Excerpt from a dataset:
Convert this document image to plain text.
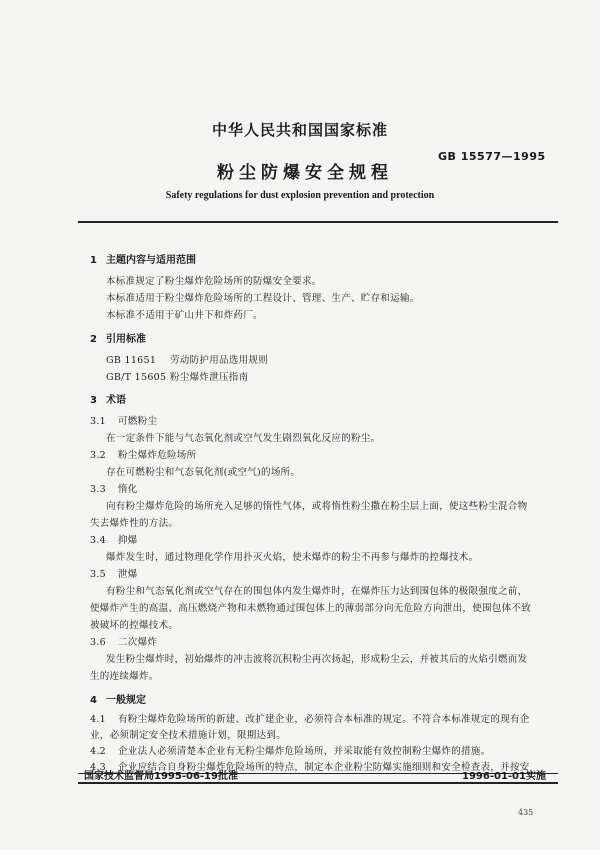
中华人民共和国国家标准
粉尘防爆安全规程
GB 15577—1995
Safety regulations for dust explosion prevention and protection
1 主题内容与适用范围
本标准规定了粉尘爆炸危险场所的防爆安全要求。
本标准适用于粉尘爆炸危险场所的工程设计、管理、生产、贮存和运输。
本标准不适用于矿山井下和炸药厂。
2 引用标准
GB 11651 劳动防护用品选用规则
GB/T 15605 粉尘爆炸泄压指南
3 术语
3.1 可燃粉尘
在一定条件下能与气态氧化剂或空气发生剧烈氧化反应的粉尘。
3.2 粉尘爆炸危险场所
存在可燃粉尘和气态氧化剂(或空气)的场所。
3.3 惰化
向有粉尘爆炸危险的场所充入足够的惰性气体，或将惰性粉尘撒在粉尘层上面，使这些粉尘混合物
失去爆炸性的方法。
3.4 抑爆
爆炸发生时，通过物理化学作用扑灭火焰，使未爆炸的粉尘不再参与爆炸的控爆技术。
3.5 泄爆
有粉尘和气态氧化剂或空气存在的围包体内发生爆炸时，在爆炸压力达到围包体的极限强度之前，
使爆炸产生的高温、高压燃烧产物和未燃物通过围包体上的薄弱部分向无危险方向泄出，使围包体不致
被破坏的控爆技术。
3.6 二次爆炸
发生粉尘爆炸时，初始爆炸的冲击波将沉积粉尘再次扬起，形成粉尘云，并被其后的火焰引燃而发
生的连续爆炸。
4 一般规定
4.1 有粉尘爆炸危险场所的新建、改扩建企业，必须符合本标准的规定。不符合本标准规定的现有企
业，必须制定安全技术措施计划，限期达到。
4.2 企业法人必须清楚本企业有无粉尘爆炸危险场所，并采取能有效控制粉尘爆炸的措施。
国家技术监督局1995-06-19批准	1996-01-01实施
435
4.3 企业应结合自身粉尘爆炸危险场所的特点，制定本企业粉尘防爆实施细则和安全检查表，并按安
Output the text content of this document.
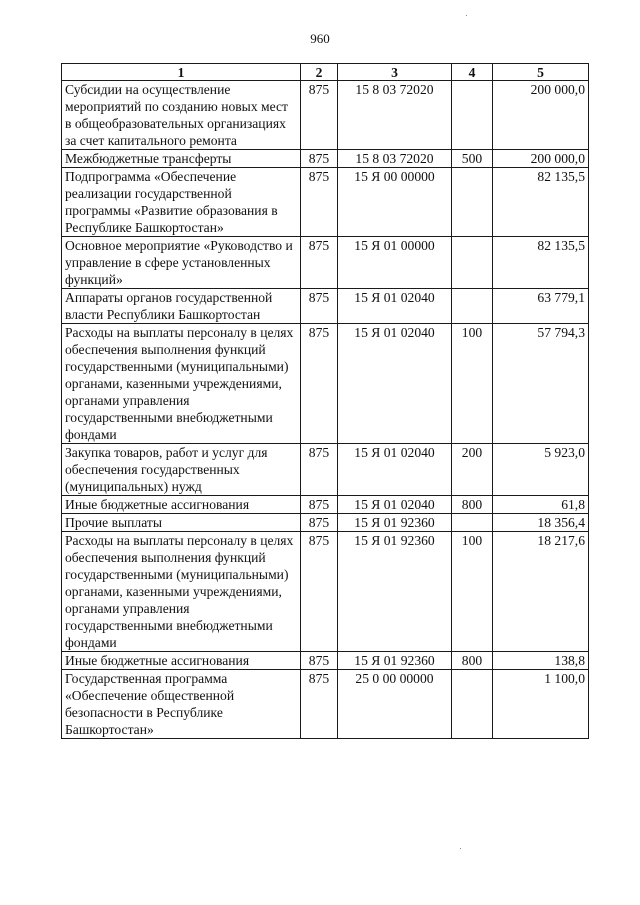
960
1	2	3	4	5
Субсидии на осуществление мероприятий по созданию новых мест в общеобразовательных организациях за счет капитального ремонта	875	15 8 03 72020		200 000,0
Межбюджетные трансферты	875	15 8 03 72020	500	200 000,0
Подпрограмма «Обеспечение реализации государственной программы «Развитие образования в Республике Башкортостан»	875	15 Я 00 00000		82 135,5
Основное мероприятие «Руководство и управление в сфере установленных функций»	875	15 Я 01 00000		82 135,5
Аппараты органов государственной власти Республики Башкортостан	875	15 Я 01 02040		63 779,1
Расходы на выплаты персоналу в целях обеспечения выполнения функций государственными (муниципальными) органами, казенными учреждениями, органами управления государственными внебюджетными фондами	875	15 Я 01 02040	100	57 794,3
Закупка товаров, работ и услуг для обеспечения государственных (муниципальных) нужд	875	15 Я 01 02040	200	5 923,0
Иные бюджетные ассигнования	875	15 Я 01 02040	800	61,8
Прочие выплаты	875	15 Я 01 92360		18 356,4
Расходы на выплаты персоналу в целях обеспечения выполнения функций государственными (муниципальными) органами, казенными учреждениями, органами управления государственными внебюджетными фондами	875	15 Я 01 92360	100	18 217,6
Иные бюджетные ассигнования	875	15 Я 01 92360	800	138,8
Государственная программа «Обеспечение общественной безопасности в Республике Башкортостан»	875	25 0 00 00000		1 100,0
* * *
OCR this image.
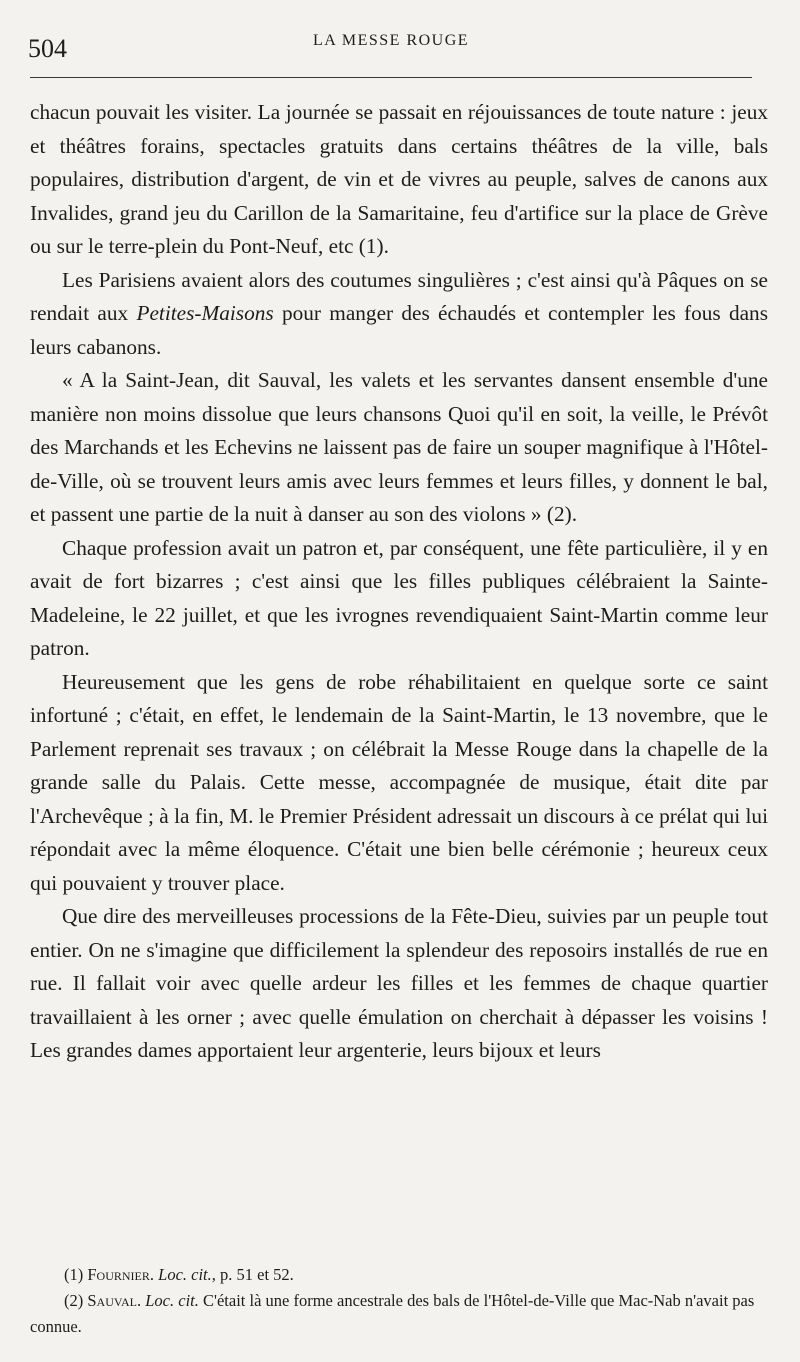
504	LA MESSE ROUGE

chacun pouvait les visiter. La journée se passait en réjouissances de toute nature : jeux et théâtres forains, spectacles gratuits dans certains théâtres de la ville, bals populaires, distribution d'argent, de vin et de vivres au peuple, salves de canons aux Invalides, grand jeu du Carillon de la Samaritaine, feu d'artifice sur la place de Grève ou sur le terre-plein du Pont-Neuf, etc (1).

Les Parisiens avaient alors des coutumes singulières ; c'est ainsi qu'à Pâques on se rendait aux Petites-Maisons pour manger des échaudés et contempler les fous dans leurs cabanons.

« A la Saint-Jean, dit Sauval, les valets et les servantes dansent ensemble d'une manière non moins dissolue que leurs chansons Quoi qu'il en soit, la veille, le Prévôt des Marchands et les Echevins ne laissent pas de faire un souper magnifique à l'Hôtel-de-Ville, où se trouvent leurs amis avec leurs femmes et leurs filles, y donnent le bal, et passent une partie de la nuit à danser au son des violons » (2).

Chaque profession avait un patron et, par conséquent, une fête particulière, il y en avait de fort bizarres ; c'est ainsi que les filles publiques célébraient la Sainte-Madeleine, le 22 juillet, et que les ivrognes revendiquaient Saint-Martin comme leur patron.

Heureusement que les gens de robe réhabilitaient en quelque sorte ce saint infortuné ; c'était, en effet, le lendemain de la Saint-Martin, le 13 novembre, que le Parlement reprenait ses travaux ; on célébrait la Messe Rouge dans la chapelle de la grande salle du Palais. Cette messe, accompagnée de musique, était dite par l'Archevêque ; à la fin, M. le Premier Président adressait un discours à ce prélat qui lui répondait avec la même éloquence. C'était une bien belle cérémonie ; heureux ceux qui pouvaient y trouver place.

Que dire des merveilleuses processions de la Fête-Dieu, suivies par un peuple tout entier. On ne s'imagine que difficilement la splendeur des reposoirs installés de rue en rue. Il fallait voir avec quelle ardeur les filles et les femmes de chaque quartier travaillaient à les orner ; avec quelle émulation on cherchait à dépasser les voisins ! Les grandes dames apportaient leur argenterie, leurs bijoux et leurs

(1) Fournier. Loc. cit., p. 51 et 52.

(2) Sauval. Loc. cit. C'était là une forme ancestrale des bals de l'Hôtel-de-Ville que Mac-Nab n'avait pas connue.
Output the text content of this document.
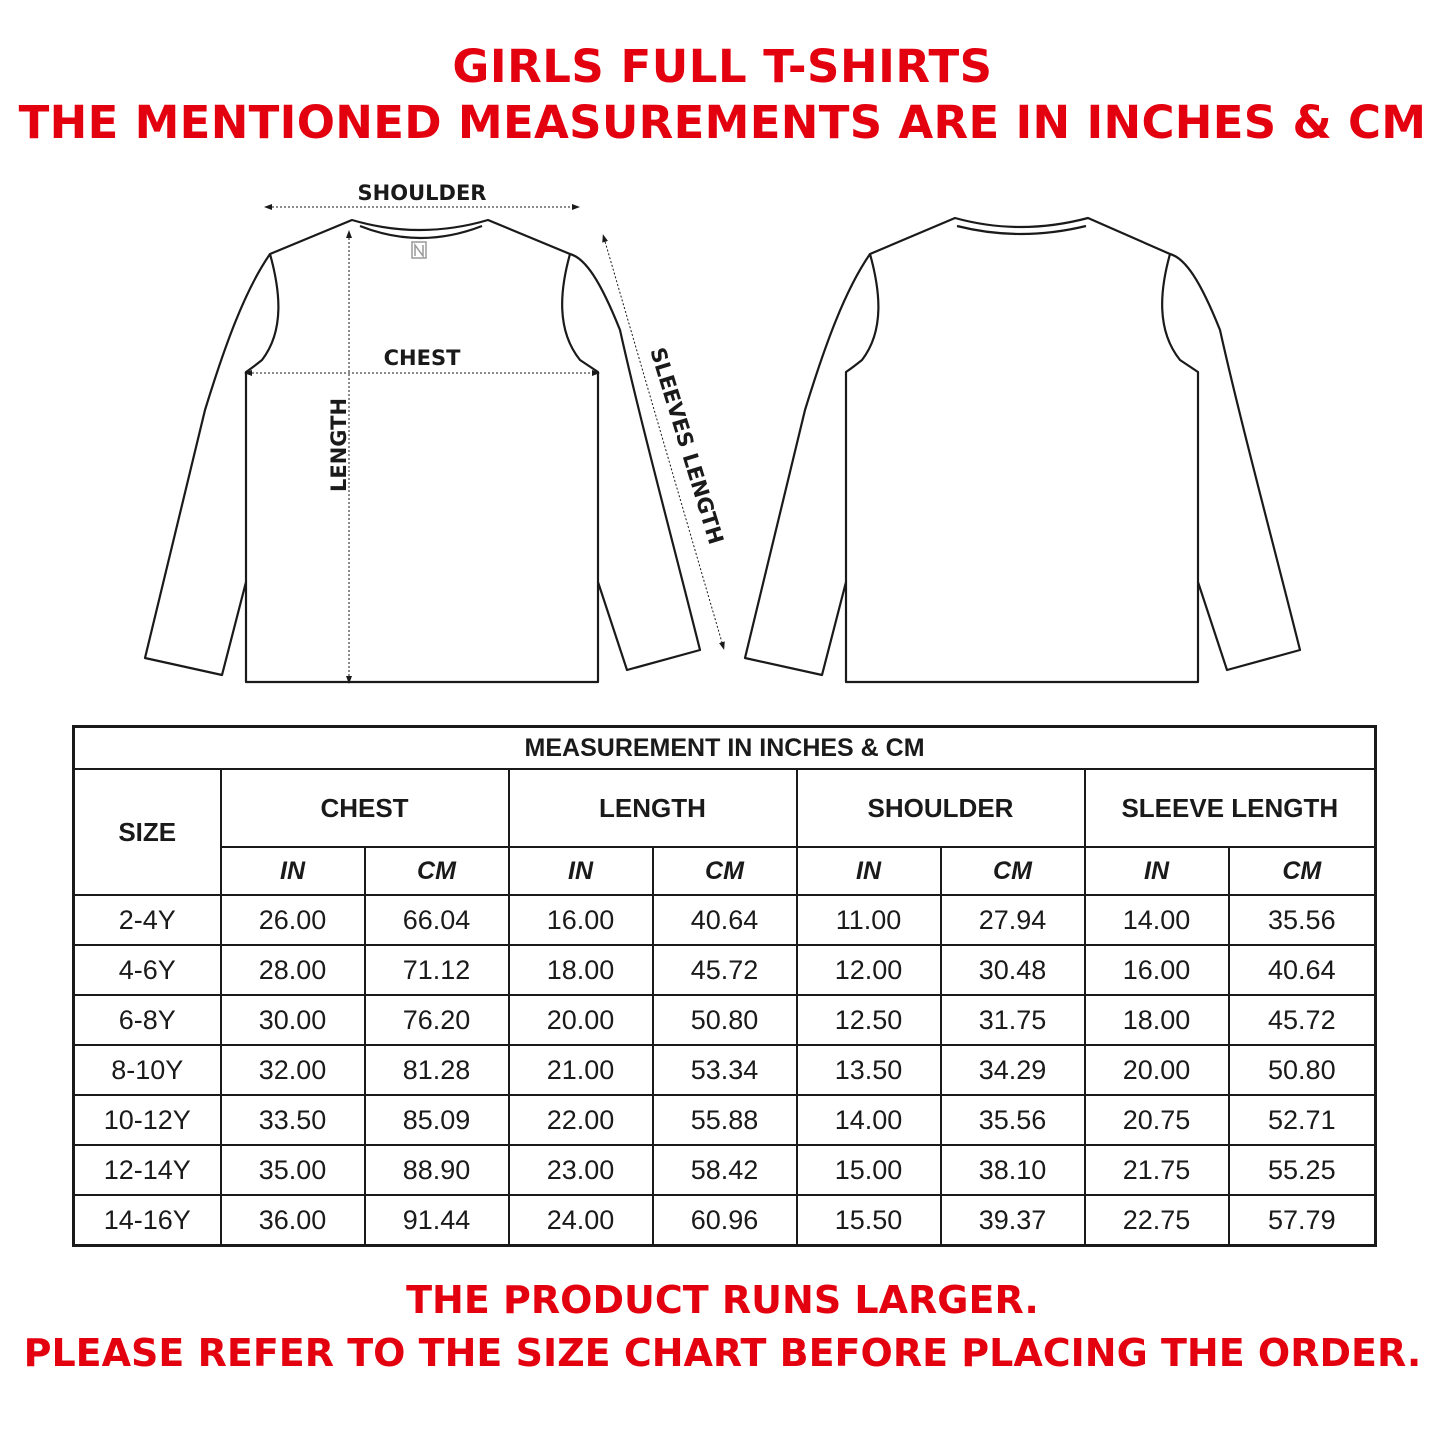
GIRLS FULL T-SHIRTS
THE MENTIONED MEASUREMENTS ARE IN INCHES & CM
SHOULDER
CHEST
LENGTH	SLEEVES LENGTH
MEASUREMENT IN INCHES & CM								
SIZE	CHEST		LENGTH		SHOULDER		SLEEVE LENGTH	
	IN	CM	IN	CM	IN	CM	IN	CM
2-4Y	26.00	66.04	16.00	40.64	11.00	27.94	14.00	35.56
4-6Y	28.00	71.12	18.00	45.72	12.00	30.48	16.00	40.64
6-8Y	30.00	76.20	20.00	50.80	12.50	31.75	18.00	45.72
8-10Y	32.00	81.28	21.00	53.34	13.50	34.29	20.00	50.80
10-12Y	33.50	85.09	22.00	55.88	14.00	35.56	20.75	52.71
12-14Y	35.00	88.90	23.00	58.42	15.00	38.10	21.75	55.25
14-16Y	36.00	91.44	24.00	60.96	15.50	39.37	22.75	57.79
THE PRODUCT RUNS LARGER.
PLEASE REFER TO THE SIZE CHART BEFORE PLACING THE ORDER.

SHORT TASK:
Copy out each line of the data where the string "государственной" appears.

COMPLETED TASK:
Подпрограмма «Обеспечение реализации государственной программы «Развитие образования в Республике Башкортостан»	875	15 Я 00 00000		82 135,5
Аппараты органов государственной власти Республики Башкортостан	875	15 Я 01 02040		63 779,1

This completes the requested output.